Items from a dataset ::
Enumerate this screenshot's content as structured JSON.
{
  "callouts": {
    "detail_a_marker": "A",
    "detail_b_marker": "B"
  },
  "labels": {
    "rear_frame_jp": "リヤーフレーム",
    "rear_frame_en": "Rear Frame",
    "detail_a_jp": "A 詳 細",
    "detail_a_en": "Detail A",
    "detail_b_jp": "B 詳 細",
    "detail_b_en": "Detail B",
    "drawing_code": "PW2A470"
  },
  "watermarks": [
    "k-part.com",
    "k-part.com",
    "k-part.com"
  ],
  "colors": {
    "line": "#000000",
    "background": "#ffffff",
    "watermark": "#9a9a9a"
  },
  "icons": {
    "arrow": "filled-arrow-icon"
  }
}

...

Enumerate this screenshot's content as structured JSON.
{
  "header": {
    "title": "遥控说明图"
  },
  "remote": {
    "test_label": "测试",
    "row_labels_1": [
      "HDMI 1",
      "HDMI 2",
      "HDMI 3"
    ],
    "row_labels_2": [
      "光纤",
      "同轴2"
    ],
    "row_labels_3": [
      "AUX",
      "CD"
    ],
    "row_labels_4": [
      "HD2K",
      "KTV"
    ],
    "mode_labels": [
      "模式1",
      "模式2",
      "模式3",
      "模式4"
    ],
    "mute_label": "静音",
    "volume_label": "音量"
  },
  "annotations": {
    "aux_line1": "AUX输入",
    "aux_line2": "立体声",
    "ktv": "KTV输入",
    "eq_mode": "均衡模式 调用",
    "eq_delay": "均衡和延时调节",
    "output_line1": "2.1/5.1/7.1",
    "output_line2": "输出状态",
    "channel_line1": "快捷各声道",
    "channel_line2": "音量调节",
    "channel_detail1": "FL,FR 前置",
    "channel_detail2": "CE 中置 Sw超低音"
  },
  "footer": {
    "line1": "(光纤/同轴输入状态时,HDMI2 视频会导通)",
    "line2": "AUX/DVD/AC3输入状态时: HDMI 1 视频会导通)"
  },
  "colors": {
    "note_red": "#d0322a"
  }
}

Stated exercise :: Read the entries above, then pull out the lines that include "视频会导通".

Right answer ::
    "line1": "(光纤/同轴输入状态时,HDMI2 视频会导通)",
    "line2": "AUX/DVD/AC3输入状态时: HDMI 1 视频会导通)"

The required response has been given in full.